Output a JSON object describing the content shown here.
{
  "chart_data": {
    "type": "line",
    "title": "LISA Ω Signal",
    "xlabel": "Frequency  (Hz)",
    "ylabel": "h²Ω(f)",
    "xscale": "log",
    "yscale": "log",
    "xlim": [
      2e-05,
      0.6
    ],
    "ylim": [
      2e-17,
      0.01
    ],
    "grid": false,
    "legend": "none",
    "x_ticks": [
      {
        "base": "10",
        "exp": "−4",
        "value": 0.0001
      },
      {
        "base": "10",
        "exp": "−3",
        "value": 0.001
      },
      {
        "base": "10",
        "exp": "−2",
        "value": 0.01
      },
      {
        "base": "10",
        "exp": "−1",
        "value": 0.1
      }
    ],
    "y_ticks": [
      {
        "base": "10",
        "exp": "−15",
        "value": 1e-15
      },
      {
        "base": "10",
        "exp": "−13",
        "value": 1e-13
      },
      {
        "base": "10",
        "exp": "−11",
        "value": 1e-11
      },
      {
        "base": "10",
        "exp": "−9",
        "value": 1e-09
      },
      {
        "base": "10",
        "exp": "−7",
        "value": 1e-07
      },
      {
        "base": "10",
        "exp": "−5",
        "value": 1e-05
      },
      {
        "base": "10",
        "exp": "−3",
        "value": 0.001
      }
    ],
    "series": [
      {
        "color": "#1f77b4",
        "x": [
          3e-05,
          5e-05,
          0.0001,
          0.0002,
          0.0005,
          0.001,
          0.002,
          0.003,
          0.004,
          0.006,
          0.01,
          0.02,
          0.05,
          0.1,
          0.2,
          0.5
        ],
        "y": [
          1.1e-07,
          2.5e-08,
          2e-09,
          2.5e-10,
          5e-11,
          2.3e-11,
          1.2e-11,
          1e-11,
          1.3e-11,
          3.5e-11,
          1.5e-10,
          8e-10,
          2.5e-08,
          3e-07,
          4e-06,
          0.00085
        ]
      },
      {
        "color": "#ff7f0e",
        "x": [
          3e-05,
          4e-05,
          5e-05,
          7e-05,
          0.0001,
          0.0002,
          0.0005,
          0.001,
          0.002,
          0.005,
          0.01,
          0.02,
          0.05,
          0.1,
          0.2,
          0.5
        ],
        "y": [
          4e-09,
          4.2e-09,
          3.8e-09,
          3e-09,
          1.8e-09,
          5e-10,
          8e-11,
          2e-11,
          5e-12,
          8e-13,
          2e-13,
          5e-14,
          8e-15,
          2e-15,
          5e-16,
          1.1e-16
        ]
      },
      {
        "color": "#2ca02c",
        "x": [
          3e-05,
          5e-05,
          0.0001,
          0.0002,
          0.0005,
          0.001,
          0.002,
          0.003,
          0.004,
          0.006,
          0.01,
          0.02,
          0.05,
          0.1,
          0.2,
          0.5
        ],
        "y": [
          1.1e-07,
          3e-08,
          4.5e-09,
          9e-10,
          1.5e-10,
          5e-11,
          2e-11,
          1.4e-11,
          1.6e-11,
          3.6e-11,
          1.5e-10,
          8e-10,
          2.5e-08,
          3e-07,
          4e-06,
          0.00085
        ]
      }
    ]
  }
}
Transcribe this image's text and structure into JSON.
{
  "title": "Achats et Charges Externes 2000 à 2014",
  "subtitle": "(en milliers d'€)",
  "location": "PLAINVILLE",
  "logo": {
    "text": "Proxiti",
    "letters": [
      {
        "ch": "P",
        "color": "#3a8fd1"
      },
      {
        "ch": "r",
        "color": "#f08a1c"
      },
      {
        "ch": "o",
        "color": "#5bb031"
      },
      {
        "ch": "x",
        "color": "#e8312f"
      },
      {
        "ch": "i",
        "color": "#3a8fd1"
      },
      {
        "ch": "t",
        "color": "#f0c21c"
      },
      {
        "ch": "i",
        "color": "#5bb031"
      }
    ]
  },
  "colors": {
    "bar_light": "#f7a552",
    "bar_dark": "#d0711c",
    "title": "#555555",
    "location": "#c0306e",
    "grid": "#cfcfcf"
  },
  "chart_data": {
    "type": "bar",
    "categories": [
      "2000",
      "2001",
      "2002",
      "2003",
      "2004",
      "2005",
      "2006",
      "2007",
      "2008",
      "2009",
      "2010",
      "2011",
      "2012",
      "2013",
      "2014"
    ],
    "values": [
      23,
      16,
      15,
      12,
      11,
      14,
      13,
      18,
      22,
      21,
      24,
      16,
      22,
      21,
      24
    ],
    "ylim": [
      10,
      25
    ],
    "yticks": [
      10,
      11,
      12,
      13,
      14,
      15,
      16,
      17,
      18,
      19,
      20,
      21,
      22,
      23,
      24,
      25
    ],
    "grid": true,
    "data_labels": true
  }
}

....

Repeat each of the entries above precisely as given.

■ THE COMPLETED TASK ■
Output a JSON object describing the content shown here.
{
  "chart_data": {
    "type": "line",
    "title": "LISA Ω Signal",
    "xlabel": "Frequency  (Hz)",
    "ylabel": "h²Ω(f)",
    "xscale": "log",
    "yscale": "log",
    "xlim": [
      2e-05,
      0.6
    ],
    "ylim": [
      2e-17,
      0.01
    ],
    "grid": false,
    "legend": "none",
    "x_ticks": [
      {
        "base": "10",
        "exp": "−4",
        "value": 0.0001
      },
      {
        "base": "10",
        "exp": "−3",
        "value": 0.001
      },
      {
        "base": "10",
        "exp": "−2",
        "value": 0.01
      },
      {
        "base": "10",
        "exp": "−1",
        "value": 0.1
      }
    ],
    "y_ticks": [
      {
        "base": "10",
        "exp": "−15",
        "value": 1e-15
      },
      {
        "base": "10",
        "exp": "−13",
        "value": 1e-13
      },
      {
        "base": "10",
        "exp": "−11",
        "value": 1e-11
      },
      {
        "base": "10",
        "exp": "−9",
        "value": 1e-09
      },
      {
        "base": "10",
        "exp": "−7",
        "value": 1e-07
      },
      {
        "base": "10",
        "exp": "−5",
        "value": 1e-05
      },
      {
        "base": "10",
        "exp": "−3",
        "value": 0.001
      }
    ],
    "series": [
      {
        "color": "#1f77b4",
        "x": [
          3e-05,
          5e-05,
          0.0001,
          0.0002,
          0.0005,
          0.001,
          0.002,
          0.003,
          0.004,
          0.006,
          0.01,
          0.02,
          0.05,
          0.1,
          0.2,
          0.5
        ],
        "y": [
          1.1e-07,
          2.5e-08,
          2e-09,
          2.5e-10,
          5e-11,
          2.3e-11,
          1.2e-11,
          1e-11,
          1.3e-11,
          3.5e-11,
          1.5e-10,
          8e-10,
          2.5e-08,
          3e-07,
          4e-06,
          0.00085
        ]
      },
      {
        "color": "#ff7f0e",
        "x": [
          3e-05,
          4e-05,
          5e-05,
          7e-05,
          0.0001,
          0.0002,
          0.0005,
          0.001,
          0.002,
          0.005,
          0.01,
          0.02,
          0.05,
          0.1,
          0.2,
          0.5
        ],
        "y": [
          4e-09,
          4.2e-09,
          3.8e-09,
          3e-09,
          1.8e-09,
          5e-10,
          8e-11,
          2e-11,
          5e-12,
          8e-13,
          2e-13,
          5e-14,
          8e-15,
          2e-15,
          5e-16,
          1.1e-16
        ]
      },
      {
        "color": "#2ca02c",
        "x": [
          3e-05,
          5e-05,
          0.0001,
          0.0002,
          0.0005,
          0.001,
          0.002,
          0.003,
          0.004,
          0.006,
          0.01,
          0.02,
          0.05,
          0.1,
          0.2,
          0.5
        ],
        "y": [
          1.1e-07,
          3e-08,
          4.5e-09,
          9e-10,
          1.5e-10,
          5e-11,
          2e-11,
          1.4e-11,
          1.6e-11,
          3.6e-11,
          1.5e-10,
          8e-10,
          2.5e-08,
          3e-07,
          4e-06,
          0.00085
        ]
      }
    ]
  }
}
Transcribe this image's text and structure into JSON.
{
  "title": "Achats et Charges Externes 2000 à 2014",
  "subtitle": "(en milliers d'€)",
  "location": "PLAINVILLE",
  "logo": {
    "text": "Proxiti",
    "letters": [
      {
        "ch": "P",
        "color": "#3a8fd1"
      },
      {
        "ch": "r",
        "color": "#f08a1c"
      },
      {
        "ch": "o",
        "color": "#5bb031"
      },
      {
        "ch": "x",
        "color": "#e8312f"
      },
      {
        "ch": "i",
        "color": "#3a8fd1"
      },
      {
        "ch": "t",
        "color": "#f0c21c"
      },
      {
        "ch": "i",
        "color": "#5bb031"
      }
    ]
  },
  "colors": {
    "bar_light": "#f7a552",
    "bar_dark": "#d0711c",
    "title": "#555555",
    "location": "#c0306e",
    "grid": "#cfcfcf"
  },
  "chart_data": {
    "type": "bar",
    "categories": [
      "2000",
      "2001",
      "2002",
      "2003",
      "2004",
      "2005",
      "2006",
      "2007",
      "2008",
      "2009",
      "2010",
      "2011",
      "2012",
      "2013",
      "2014"
    ],
    "values": [
      23,
      16,
      15,
      12,
      11,
      14,
      13,
      18,
      22,
      21,
      24,
      16,
      22,
      21,
      24
    ],
    "ylim": [
      10,
      25
    ],
    "yticks": [
      10,
      11,
      12,
      13,
      14,
      15,
      16,
      17,
      18,
      19,
      20,
      21,
      22,
      23,
      24,
      25
    ],
    "grid": true,
    "data_labels": true
  }
}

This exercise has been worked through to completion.